--- start of Extracted entries ---

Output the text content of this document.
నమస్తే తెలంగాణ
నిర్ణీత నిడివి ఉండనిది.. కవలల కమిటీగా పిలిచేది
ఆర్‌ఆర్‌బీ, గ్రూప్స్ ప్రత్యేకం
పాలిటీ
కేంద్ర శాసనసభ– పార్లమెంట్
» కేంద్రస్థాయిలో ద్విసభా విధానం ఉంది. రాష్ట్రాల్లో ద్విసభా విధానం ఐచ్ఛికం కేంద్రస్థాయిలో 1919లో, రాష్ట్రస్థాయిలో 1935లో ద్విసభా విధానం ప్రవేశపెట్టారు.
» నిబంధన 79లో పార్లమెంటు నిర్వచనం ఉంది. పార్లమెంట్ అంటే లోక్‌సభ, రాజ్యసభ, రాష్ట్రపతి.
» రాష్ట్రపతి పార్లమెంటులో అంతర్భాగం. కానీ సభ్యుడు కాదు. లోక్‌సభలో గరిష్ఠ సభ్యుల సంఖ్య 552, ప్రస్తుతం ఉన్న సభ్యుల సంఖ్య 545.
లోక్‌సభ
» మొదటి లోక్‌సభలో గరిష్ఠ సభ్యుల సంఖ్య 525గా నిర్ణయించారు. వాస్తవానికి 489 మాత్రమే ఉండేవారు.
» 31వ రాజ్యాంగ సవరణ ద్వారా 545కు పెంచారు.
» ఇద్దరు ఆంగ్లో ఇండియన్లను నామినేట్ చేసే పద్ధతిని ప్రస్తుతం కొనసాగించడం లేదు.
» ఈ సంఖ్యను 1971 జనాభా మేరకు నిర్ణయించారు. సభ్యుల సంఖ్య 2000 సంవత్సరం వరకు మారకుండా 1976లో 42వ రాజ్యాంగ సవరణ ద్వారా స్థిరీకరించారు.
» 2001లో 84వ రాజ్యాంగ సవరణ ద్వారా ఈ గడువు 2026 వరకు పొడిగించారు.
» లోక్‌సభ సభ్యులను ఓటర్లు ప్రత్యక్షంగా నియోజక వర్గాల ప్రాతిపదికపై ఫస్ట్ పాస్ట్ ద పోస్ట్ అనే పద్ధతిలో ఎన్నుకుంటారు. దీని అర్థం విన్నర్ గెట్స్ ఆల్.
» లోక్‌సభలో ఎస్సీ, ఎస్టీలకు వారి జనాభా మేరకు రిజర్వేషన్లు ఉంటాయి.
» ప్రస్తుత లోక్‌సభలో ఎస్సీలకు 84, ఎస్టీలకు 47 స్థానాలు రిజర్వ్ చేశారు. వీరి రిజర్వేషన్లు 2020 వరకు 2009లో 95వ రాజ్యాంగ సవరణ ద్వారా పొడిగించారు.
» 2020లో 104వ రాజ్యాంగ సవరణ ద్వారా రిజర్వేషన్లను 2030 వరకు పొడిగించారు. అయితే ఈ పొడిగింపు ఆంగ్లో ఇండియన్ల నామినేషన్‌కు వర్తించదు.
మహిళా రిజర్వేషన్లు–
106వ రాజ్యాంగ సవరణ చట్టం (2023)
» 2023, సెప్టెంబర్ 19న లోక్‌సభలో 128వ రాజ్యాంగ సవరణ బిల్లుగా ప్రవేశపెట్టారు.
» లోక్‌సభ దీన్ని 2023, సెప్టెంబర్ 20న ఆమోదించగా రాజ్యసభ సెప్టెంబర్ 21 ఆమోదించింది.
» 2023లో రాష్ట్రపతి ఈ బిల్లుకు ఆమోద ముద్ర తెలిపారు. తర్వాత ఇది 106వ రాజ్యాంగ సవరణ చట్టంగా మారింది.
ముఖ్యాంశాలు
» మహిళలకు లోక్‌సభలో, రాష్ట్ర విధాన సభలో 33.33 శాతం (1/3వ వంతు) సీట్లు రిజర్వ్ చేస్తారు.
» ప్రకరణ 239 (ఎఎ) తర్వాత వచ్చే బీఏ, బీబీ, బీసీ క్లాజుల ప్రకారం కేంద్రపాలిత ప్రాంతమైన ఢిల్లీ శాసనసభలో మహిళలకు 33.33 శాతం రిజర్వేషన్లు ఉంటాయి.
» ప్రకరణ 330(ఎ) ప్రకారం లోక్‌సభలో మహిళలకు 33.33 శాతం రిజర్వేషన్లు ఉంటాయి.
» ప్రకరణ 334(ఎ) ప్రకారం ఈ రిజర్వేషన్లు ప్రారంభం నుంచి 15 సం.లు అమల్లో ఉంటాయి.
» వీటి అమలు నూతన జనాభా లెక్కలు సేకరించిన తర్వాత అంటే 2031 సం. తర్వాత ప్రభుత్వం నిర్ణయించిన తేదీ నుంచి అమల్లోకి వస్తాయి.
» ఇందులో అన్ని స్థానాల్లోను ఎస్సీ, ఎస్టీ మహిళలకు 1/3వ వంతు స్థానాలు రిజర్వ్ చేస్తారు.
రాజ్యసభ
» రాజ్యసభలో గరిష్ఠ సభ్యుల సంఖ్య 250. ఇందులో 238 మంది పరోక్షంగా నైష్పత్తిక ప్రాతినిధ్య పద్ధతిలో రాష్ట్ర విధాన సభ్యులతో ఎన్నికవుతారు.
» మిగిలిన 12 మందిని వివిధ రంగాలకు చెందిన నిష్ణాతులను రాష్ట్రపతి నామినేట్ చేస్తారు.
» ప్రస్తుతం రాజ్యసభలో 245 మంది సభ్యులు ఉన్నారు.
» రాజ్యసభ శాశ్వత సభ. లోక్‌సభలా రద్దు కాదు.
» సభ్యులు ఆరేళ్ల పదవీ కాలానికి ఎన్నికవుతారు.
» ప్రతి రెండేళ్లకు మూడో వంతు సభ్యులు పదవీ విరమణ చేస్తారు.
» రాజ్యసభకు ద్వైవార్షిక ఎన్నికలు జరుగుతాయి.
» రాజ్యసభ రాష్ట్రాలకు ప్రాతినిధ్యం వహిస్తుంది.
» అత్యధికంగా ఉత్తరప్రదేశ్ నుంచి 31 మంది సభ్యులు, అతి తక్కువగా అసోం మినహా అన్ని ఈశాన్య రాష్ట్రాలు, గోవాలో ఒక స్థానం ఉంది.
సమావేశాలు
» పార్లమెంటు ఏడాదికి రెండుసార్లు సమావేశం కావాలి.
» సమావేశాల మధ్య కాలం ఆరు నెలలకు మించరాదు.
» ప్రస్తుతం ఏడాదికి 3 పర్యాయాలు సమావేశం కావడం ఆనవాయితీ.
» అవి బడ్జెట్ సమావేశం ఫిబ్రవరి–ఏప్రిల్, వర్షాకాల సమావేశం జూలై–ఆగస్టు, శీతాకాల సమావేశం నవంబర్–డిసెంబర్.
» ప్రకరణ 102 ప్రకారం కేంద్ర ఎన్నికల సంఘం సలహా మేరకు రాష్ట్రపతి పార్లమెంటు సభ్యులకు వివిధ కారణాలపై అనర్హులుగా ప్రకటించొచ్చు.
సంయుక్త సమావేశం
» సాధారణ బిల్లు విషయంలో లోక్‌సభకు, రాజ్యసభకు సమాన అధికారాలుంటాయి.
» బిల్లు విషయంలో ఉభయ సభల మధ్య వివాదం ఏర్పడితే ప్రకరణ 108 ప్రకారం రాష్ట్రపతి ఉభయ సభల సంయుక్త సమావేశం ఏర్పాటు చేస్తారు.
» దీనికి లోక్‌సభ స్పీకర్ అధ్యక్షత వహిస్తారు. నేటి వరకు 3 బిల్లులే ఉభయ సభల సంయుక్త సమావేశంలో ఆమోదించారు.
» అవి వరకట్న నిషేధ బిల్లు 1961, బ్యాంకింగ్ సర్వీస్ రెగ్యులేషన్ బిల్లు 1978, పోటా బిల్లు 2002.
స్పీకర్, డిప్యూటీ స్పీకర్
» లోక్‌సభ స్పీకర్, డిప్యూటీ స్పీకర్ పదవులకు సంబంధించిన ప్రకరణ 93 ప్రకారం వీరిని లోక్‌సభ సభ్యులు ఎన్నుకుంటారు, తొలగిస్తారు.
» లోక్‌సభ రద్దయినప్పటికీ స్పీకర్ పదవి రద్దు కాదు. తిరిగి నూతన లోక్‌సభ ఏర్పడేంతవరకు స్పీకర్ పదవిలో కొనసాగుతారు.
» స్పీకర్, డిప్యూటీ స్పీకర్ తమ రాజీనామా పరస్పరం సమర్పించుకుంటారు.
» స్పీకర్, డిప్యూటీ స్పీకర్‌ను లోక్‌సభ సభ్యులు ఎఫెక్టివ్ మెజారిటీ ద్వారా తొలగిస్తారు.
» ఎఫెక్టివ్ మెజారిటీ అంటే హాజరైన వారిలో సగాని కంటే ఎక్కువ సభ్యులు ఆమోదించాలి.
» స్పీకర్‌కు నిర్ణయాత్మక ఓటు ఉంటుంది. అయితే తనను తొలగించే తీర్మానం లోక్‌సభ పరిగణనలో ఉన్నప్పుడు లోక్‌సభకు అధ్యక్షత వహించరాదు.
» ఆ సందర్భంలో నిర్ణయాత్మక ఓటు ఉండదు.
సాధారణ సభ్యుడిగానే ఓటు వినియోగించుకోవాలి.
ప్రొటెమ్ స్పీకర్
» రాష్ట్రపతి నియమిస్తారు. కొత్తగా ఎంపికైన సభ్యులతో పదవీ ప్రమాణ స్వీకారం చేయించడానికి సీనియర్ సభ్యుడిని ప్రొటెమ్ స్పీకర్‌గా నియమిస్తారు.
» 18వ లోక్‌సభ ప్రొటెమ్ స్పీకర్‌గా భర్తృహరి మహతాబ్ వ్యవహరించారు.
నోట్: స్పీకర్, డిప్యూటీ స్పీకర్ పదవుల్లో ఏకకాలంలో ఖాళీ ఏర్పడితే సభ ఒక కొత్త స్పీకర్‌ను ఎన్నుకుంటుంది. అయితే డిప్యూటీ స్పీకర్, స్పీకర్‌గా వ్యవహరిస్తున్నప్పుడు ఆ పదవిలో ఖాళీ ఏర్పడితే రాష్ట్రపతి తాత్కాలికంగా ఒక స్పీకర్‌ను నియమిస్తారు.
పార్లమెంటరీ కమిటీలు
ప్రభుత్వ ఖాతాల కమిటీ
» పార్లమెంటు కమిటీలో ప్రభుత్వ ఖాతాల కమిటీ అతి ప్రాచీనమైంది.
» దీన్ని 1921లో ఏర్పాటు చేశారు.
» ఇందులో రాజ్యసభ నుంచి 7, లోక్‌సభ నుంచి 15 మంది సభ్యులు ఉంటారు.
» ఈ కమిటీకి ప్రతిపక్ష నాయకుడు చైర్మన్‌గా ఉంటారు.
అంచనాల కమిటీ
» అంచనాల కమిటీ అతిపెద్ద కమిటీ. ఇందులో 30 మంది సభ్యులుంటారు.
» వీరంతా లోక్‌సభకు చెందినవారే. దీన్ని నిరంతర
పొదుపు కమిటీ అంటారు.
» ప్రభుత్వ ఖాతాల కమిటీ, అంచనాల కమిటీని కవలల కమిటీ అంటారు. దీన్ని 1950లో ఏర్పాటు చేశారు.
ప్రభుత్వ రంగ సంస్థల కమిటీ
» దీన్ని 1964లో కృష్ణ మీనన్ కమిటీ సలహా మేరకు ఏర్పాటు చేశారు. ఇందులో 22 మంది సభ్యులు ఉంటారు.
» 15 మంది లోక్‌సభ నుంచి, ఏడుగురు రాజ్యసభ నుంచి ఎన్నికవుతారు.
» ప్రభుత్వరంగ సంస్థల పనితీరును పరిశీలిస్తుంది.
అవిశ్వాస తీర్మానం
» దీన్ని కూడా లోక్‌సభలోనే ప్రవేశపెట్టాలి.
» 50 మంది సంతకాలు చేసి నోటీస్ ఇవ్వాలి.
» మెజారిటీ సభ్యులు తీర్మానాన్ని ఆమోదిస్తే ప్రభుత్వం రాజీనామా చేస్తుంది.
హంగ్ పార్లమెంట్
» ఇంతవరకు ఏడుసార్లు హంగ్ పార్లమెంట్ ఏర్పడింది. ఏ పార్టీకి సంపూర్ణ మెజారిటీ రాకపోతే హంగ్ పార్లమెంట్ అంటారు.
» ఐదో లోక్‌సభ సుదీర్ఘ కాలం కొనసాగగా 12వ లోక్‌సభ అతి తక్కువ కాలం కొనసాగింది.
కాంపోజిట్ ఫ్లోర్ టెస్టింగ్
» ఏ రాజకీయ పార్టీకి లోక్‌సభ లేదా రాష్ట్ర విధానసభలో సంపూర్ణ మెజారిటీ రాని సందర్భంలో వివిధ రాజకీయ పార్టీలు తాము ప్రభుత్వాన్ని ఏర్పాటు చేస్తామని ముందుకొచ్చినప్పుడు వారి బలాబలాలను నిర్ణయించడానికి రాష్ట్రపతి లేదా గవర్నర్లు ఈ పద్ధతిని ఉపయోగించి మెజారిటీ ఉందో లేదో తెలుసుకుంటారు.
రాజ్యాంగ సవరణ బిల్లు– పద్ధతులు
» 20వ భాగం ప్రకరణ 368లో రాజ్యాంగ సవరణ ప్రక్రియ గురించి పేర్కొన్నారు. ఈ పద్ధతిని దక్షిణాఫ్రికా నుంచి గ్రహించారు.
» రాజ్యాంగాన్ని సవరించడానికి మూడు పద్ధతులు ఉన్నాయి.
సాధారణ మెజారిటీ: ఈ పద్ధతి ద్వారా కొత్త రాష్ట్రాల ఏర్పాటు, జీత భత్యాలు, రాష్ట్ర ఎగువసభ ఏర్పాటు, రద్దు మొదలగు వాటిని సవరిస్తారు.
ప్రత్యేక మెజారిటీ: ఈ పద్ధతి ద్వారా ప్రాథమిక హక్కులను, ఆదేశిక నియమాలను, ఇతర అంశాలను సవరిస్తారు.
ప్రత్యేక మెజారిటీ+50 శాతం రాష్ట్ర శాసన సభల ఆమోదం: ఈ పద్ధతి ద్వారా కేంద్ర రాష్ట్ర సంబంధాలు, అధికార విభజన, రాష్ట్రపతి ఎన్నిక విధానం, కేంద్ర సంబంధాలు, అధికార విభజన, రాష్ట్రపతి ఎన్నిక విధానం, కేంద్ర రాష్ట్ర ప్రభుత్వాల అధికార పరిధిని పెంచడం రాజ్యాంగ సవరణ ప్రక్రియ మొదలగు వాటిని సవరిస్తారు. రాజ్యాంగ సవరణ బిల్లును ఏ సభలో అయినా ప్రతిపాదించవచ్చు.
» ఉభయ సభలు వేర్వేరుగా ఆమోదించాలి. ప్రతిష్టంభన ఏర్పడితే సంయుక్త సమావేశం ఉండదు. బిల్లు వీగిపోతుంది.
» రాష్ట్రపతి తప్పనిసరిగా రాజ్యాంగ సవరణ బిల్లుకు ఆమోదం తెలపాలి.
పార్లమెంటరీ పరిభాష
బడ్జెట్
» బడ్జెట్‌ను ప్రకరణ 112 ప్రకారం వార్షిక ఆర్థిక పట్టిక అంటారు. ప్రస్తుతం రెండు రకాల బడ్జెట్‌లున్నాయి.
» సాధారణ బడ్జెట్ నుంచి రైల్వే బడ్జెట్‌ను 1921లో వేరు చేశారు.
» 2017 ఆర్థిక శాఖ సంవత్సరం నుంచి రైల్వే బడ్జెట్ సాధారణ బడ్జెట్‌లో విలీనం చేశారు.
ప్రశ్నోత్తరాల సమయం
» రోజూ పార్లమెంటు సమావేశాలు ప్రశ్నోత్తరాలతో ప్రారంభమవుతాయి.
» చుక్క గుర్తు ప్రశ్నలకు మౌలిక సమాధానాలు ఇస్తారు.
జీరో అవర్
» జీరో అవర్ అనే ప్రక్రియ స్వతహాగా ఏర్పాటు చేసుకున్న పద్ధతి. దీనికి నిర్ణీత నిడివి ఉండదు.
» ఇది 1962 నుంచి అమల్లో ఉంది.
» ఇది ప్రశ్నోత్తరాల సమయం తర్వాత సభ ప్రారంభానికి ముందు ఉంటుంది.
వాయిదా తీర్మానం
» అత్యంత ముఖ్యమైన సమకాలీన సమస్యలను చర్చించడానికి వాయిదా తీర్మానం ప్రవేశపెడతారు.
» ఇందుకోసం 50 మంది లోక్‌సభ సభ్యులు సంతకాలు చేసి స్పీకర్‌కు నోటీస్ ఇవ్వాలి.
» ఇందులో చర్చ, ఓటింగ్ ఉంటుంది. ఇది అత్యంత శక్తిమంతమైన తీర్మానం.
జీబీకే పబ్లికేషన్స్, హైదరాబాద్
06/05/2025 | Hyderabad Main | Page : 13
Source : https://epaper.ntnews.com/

--- end of Extracted entries ---

- _Task objective_: From the entries above, copy every line where the word "యవహర" shows up.

- _Result for this task_:
» 18వ లోక్‌సభ ప్రొటెమ్ స్పీకర్‌గా భర్తృహరి మహతాబ్ వ్యవహరించారు.
నోట్: స్పీకర్, డిప్యూటీ స్పీకర్ పదవుల్లో ఏకకాలంలో ఖాళీ ఏర్పడితే సభ ఒక కొత్త స్పీకర్‌ను ఎన్నుకుంటుంది. అయితే డిప్యూటీ స్పీకర్, స్పీకర్‌గా వ్యవహరిస్తున్నప్పుడు ఆ పదవిలో ఖాళీ ఏర్పడితే రాష్ట్రపతి తాత్కాలికంగా ఒక స్పీకర్‌ను నియమిస్తారు.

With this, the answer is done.